**Written request:**
Count how many lines contain the word "data". Please give only the number.

**Records provided:**
···

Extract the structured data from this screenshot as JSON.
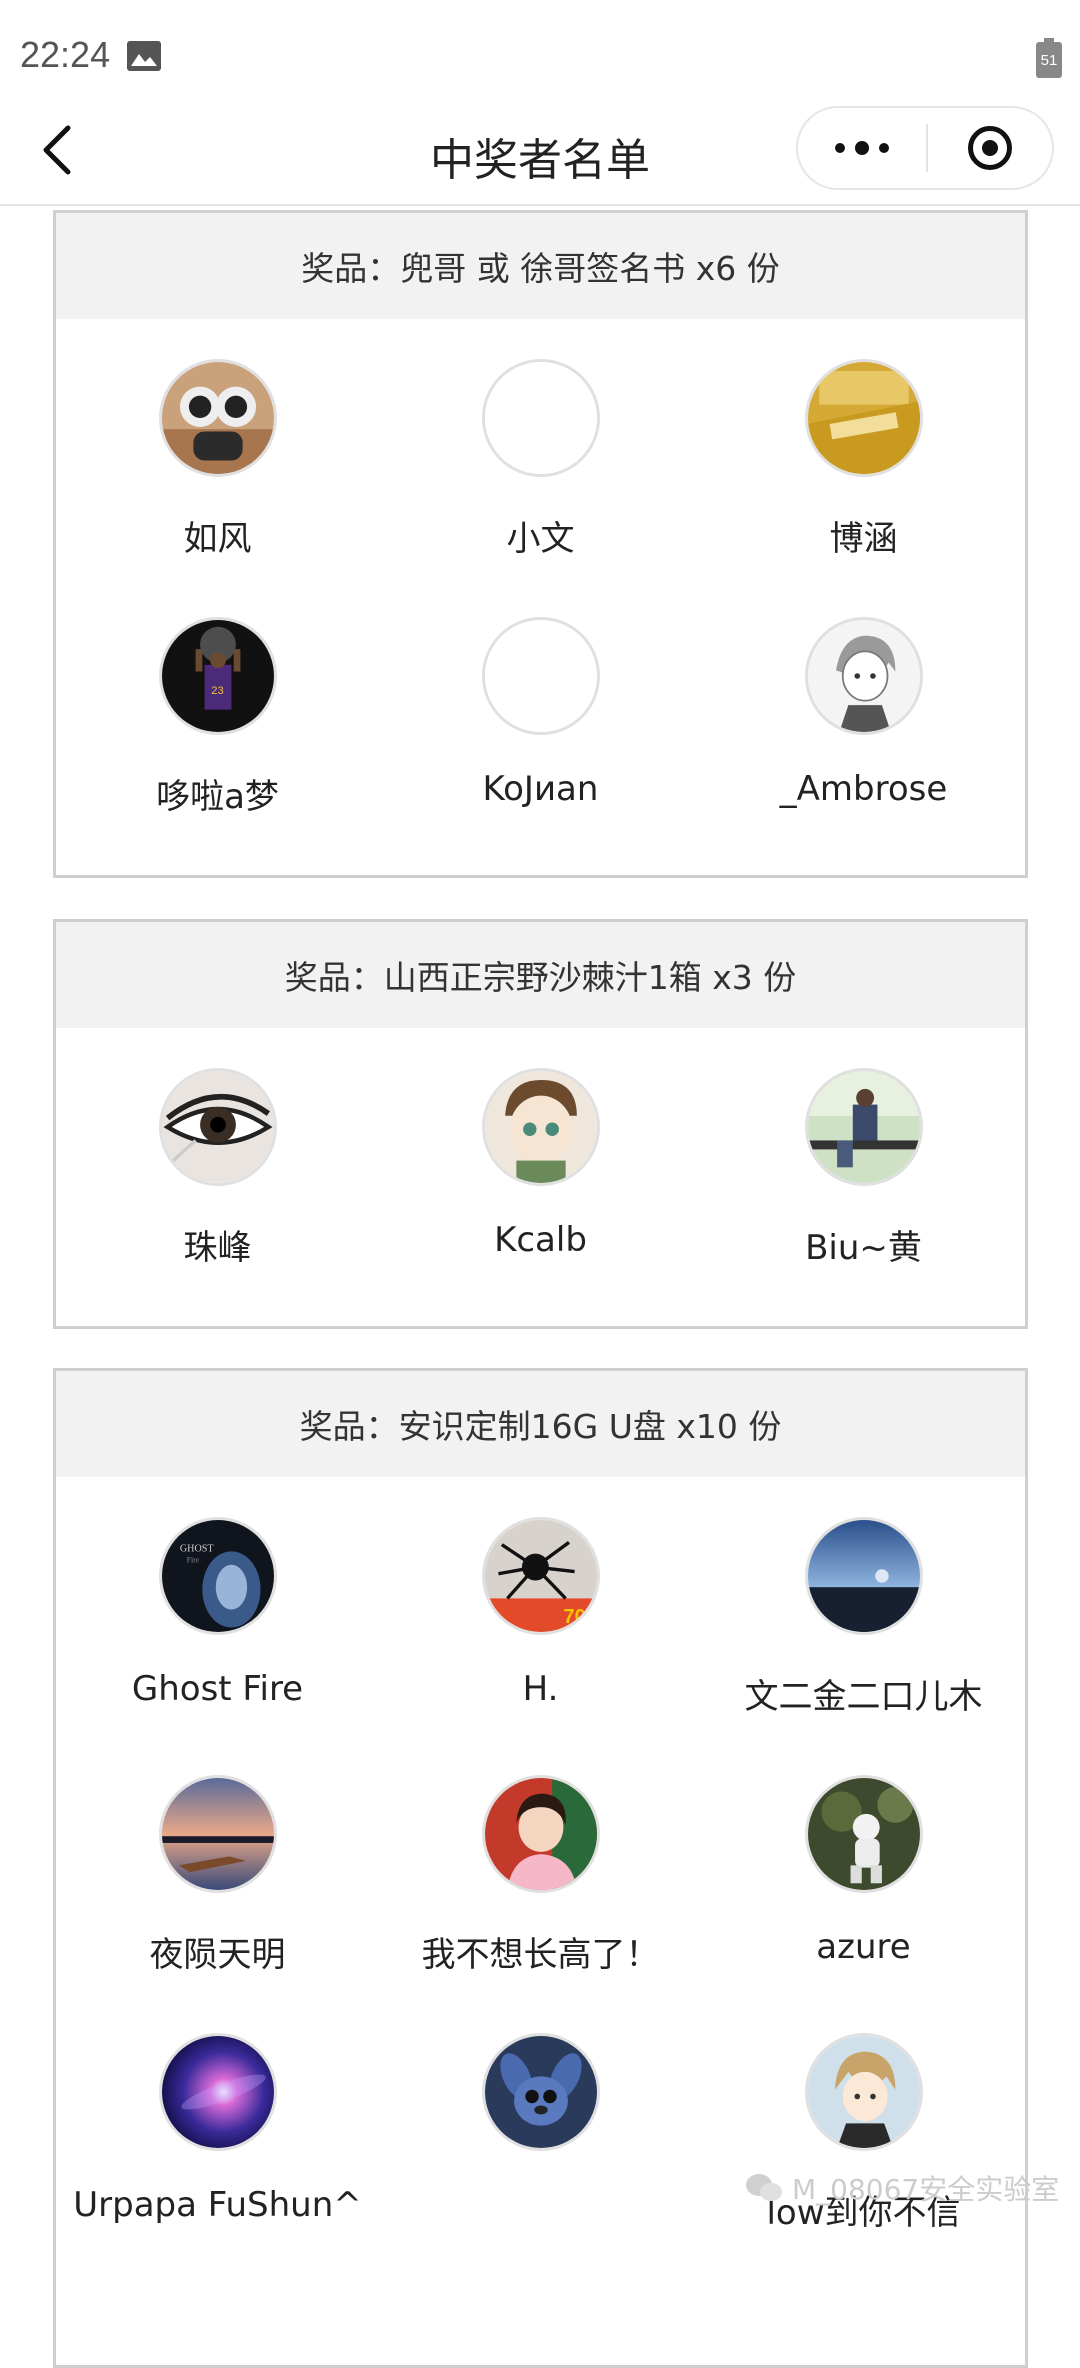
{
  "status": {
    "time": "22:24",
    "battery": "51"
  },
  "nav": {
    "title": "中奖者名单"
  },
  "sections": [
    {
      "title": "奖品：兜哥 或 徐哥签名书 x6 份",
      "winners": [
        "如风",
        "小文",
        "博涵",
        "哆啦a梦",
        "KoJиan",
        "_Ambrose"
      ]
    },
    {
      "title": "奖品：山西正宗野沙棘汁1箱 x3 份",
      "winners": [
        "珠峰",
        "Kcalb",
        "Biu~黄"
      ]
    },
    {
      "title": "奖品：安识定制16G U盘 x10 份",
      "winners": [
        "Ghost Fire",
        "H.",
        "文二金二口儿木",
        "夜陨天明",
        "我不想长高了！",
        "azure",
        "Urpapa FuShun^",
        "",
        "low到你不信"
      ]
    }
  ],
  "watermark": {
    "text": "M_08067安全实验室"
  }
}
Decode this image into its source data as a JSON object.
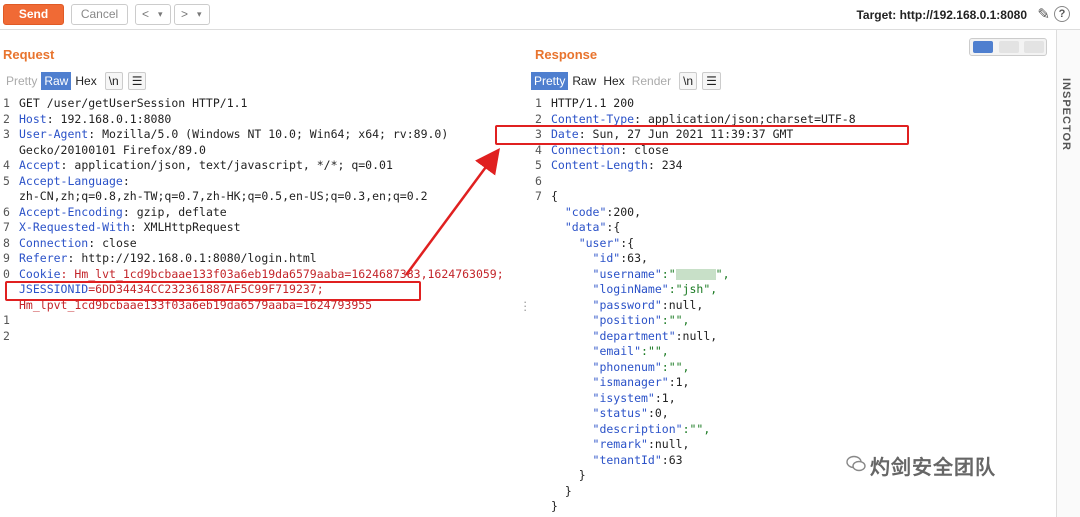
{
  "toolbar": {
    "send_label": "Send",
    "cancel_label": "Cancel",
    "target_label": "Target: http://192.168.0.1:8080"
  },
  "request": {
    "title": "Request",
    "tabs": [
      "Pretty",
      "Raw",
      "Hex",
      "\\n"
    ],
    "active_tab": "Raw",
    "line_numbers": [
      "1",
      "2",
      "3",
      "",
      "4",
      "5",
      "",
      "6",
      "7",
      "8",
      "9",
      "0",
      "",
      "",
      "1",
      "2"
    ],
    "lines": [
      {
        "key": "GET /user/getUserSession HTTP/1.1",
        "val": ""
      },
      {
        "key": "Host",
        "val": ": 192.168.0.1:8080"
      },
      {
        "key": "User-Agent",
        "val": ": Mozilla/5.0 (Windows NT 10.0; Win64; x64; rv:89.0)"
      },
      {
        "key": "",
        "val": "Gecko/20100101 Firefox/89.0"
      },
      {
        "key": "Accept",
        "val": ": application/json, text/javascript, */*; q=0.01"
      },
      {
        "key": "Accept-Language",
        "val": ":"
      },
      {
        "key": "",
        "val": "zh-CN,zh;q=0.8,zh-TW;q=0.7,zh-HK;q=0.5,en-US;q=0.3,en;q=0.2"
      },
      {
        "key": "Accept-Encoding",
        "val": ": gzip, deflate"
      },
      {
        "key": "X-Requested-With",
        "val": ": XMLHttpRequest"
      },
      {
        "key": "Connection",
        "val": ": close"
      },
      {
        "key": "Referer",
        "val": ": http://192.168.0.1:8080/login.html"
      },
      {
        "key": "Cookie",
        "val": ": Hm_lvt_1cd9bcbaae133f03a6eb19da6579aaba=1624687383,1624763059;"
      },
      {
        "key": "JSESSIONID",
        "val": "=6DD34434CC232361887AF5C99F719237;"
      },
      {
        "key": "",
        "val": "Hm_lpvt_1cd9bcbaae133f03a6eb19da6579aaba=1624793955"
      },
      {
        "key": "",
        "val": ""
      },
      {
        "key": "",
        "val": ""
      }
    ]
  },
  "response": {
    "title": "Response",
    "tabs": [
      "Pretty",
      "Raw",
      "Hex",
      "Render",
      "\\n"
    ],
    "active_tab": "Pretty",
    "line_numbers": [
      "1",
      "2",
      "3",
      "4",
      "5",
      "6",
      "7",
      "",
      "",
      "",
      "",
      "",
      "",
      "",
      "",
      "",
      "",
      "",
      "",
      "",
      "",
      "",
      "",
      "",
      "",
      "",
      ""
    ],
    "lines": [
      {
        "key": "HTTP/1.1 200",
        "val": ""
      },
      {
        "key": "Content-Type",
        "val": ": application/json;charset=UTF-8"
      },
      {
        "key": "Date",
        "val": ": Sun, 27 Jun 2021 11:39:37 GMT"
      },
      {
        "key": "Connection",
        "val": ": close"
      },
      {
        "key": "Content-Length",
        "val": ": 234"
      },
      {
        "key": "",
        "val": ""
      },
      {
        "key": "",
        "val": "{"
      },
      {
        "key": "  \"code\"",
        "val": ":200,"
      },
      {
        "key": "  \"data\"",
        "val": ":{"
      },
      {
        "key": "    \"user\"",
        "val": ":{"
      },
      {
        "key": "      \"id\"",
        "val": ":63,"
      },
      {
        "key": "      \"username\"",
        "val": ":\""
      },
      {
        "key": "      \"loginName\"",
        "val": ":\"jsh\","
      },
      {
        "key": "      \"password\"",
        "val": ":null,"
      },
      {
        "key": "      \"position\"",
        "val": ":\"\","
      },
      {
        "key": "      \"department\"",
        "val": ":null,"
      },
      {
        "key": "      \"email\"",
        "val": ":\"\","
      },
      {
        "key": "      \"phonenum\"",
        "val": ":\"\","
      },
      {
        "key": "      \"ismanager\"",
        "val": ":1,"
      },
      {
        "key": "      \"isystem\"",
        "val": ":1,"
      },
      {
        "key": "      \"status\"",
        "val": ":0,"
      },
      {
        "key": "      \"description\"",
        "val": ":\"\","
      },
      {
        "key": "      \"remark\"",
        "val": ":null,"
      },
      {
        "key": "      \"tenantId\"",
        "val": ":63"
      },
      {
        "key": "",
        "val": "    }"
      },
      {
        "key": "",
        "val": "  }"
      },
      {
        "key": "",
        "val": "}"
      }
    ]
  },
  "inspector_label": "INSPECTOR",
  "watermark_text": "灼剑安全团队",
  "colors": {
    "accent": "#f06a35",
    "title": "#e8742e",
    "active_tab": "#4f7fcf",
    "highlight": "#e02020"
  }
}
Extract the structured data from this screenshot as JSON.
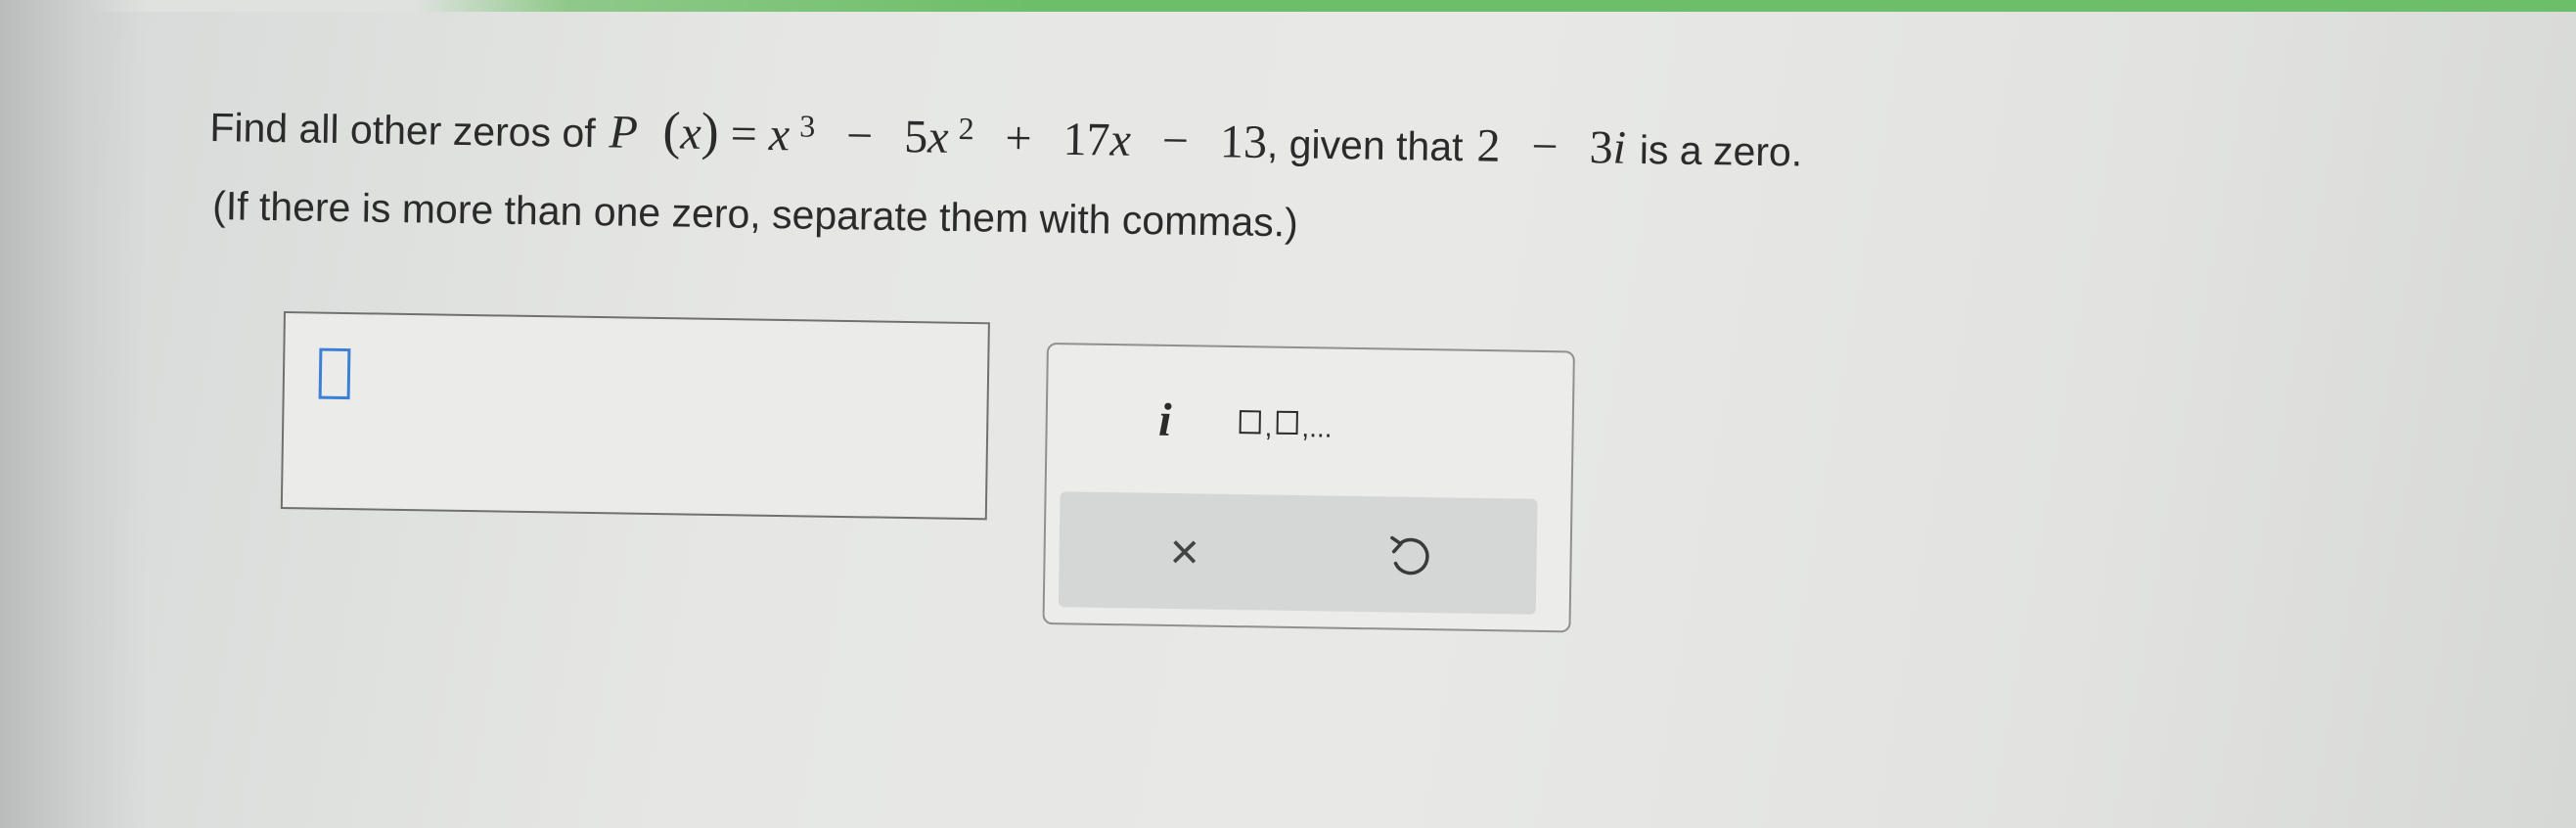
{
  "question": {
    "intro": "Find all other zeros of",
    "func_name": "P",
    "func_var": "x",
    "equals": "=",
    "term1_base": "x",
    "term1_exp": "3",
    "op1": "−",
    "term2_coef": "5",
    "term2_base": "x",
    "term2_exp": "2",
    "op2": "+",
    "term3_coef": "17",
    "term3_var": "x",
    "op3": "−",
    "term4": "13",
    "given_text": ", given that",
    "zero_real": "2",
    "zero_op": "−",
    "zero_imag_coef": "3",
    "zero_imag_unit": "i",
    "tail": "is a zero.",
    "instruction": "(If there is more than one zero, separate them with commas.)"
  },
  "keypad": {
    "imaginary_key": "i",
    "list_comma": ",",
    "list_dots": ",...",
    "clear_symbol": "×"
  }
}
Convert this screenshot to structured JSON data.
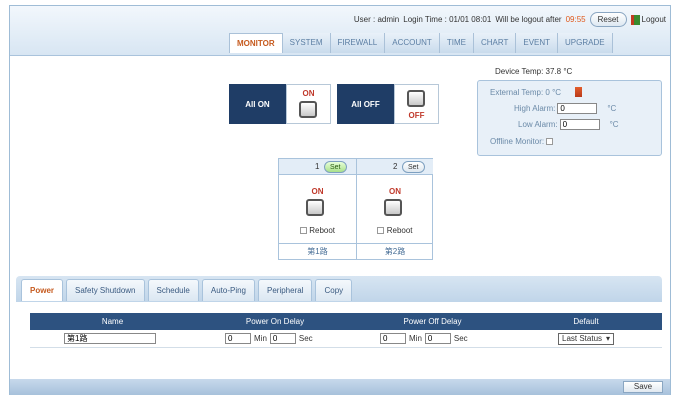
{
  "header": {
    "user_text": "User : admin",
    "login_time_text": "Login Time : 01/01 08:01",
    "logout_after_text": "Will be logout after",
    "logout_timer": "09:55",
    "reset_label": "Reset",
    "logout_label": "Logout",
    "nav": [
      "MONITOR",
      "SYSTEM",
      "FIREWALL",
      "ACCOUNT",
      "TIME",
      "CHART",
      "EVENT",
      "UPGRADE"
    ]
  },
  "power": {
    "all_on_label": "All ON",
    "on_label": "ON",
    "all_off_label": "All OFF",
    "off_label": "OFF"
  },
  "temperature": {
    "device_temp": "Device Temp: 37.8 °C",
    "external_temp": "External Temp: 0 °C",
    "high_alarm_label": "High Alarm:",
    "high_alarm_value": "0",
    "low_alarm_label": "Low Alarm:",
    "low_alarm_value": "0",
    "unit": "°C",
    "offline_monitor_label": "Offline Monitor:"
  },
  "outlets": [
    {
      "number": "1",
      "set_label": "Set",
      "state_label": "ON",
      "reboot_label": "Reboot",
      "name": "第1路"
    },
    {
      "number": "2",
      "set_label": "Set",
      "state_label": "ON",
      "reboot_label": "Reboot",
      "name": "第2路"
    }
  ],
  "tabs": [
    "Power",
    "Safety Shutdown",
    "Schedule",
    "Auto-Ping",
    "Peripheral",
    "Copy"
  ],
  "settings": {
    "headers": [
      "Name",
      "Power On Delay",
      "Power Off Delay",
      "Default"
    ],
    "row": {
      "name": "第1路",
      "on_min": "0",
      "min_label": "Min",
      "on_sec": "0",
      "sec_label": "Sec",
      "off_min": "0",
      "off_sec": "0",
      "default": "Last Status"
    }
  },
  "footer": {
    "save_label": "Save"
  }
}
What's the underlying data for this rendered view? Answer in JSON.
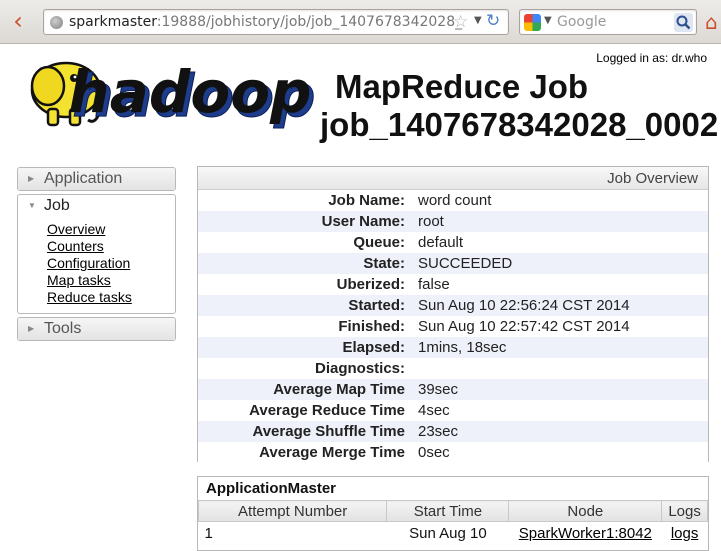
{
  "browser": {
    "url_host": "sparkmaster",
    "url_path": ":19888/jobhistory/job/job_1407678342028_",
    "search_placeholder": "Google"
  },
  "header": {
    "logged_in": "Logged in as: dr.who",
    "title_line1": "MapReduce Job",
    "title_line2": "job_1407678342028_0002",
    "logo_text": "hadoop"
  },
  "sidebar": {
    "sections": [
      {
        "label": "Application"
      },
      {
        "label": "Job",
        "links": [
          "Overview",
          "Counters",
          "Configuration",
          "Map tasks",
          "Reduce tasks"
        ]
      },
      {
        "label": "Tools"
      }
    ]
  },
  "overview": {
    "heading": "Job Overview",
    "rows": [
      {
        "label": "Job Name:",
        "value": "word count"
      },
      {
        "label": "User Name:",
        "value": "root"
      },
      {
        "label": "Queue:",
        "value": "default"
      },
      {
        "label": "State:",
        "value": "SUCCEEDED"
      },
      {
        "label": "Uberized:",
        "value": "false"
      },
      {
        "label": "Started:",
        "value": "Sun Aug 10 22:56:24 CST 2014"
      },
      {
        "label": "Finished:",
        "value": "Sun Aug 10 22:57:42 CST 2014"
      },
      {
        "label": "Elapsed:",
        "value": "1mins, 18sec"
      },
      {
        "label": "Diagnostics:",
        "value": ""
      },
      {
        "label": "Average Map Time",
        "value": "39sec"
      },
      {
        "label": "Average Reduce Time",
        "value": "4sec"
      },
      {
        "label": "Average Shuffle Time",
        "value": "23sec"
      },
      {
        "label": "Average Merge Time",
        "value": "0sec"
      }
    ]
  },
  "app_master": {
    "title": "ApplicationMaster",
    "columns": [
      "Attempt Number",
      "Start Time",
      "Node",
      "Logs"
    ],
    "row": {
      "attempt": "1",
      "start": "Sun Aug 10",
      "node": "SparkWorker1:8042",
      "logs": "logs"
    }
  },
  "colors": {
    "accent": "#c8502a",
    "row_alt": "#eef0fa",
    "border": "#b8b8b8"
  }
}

···

**Problem solution:**
6